- _Exercise passage_:
Dalbergia is a large genus of small to medium-size trees, shrubs and lianas in the pea family, Fabaceae, subfamily Faboideae. It was recently assigned to the informal monophyletic Dalbergia clade (or tribe): the Dalbergieae. The genus has a wide distribution, native to the tropical regions of Central and South America, Africa, Madagascar and Southern Asia.

==Fossil record==
A fossil †Dalbergia phleboptera seed pod has been found in a Chattian deposit, in the municipality of Aix-en-Provence in France. Fossils of †Dalbergia nostratum have been found in rhyodacite tuff of Lower Miocene age in Southern Slovakia near the town of Lučenec. Fossil seed pods of †Dalbergia mecsekense have been found in a Sarmatian deposit in Hungary. †Dalbergia lucida fossils have been described from the Xiaolongtan Formation of late Miocene age in Kaiyuan County, Yunnan Province, China.

==Uses==
Many species of Dalbergia are important timber trees, valued for their decorative and often fragrant wood, rich in aromatic oils. The most famous of these are the rosewoods, so-named because of the smell of the timber when cut, but several other valuable woods are yielded by the genus.

Species such as Dalbergia nigra known as Rio, Bahia, Brazilian rosewood, palisander de Rio Grande, or jacaranda and Dalbergia latifolia known as (East) Indian Rosewood or Sonokeling have been heavily used in furniture and musical instruments, given their colour and grain. Several East Asian species are important materials in traditional Chinese furniture.

The (Brazilian) tulipwood (D. decipularis) is cream coloured with red or salmon stripes. It is most often used in crossbanding and other veneers; it should not be confused with the "tulipwood" of the American tulip tree Liriodendron tulipifera, used in inexpensive cabinetwork.

The similarly used (but purple with darker stripes), and also Brazilian, kingwood is yielded by D. cearensis. Both are smallish to medium-sized trees, to 10 m. Another notable timber is cocobolo, mainly from D. retusa, a Central American timber with spectacular decorative orange red figure on freshly cut surfaces which slowly fades in air to more subdued tones and hues.

Dalbergia sissoo (Indian rosewood) is primarily used for furniture in northern India. Its export is highly regulated due to recent high rates of tree death due to unknown causes. Dalbergia sissoo has historically been the primary rosewood species of northern India. This wood is strong and tough, with color golden to dark brown. It is extremely durable and handsome, and it maintains its shape well. It can be easily seasoned. It is difficult to work, but it takes a fine polish. It is used for high quality furniture, plywoods, bridge piles, sporting goods, and railway sleepers. It is a very good material for decorative work and carvings. Its density is 770 kg/m^{3}.

- _Information given_:

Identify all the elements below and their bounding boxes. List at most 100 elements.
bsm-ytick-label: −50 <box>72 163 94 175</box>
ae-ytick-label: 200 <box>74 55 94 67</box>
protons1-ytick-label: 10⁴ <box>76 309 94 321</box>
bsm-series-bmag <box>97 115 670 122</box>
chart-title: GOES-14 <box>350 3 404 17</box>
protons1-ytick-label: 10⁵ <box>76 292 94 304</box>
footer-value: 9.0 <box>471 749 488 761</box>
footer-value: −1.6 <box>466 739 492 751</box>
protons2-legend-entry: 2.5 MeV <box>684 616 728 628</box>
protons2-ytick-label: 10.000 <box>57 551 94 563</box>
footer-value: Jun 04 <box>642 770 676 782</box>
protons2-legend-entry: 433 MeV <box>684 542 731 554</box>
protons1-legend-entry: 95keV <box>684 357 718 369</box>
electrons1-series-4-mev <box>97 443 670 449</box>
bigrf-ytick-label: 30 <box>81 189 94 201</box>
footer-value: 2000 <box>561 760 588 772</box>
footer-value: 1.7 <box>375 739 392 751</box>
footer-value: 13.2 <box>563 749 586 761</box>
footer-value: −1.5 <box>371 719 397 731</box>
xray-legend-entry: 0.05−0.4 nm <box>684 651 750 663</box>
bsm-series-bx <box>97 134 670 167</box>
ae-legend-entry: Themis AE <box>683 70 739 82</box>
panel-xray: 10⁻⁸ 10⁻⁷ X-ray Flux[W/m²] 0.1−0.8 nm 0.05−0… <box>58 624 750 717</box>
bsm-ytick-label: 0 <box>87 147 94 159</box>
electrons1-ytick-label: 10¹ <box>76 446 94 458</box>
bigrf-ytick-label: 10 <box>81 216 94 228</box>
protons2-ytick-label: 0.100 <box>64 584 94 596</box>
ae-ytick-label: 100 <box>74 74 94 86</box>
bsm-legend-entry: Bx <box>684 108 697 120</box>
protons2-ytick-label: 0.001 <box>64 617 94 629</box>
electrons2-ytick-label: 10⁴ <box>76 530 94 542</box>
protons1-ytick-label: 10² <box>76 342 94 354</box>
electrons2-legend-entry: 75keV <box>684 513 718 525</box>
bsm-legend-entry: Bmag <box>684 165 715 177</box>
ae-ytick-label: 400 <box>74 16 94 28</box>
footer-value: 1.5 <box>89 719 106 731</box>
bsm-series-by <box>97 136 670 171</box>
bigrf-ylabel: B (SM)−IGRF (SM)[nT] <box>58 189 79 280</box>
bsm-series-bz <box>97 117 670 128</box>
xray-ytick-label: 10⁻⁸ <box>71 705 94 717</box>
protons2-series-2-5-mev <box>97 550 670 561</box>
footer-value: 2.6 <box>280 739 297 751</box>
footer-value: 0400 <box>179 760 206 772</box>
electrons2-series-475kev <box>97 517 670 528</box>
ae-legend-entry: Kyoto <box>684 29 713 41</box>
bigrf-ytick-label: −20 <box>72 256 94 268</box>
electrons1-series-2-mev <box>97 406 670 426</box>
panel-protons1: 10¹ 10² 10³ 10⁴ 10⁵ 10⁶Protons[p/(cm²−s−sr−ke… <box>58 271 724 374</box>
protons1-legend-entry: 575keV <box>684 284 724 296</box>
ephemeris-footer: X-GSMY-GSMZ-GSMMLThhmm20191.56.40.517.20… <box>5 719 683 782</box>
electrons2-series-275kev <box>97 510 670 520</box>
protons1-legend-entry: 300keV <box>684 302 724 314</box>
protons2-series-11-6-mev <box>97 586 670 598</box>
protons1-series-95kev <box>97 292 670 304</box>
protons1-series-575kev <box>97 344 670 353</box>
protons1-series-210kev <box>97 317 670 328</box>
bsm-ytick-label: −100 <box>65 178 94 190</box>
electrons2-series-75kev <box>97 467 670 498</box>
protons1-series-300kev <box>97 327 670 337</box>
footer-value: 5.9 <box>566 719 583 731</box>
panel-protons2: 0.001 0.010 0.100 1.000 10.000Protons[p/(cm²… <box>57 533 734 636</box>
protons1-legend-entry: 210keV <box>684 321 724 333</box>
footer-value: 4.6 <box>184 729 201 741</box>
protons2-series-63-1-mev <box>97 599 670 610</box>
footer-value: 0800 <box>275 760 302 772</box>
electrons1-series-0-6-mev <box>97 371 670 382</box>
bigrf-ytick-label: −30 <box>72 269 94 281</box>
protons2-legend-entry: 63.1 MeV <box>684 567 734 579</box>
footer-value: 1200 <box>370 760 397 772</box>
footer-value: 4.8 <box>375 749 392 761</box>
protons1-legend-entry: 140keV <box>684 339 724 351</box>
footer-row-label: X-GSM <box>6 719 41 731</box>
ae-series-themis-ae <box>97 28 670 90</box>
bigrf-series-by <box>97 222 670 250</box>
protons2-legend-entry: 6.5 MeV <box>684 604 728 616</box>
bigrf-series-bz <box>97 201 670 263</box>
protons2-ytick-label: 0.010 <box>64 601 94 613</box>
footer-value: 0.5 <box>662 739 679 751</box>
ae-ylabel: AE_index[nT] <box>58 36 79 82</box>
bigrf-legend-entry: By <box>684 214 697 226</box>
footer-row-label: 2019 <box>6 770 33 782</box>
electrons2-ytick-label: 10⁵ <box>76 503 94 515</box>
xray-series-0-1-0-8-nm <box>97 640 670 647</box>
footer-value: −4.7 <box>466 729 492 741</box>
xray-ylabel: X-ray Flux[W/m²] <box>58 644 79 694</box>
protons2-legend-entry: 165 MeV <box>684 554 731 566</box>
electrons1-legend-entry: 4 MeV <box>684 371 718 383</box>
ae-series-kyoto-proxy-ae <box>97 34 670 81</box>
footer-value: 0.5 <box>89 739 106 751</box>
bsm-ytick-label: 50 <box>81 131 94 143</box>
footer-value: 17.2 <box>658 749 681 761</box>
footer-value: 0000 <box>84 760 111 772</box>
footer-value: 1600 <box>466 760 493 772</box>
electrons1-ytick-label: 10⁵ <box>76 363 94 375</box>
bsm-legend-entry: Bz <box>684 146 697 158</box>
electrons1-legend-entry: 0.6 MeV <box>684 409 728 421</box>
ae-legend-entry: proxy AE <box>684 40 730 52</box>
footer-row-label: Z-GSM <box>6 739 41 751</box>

- _List of tasks_:
**1)** In the Dalbergia text, which species yields kingwood?
**2)** Return the part of the Dalbergia text starting at "Dalbergia is a" and ending at "Yunnan Province, China.".

- _Results of the tasks_:
**1)** Kingwood is yielded by D. cearensis.

**2)**
Dalbergia is a large genus of small to medium-size trees, shrubs and lianas in the pea family, Fabaceae, subfamily Faboideae. It was recently assigned to the informal monophyletic Dalbergia clade (or tribe): the Dalbergieae. The genus has a wide distribution, native to the tropical regions of Central and South America, Africa, Madagascar and Southern Asia.

==Fossil record==
A fossil †Dalbergia phleboptera seed pod has been found in a Chattian deposit, in the municipality of Aix-en-Provence in France. Fossils of †Dalbergia nostratum have been found in rhyodacite tuff of Lower Miocene age in Southern Slovakia near the town of Lučenec. Fossil seed pods of †Dalbergia mecsekense have been found in a Sarmatian deposit in Hungary. †Dalbergia lucida fossils have been described from the Xiaolongtan Formation of late Miocene age in Kaiyuan County, Yunnan Province, China.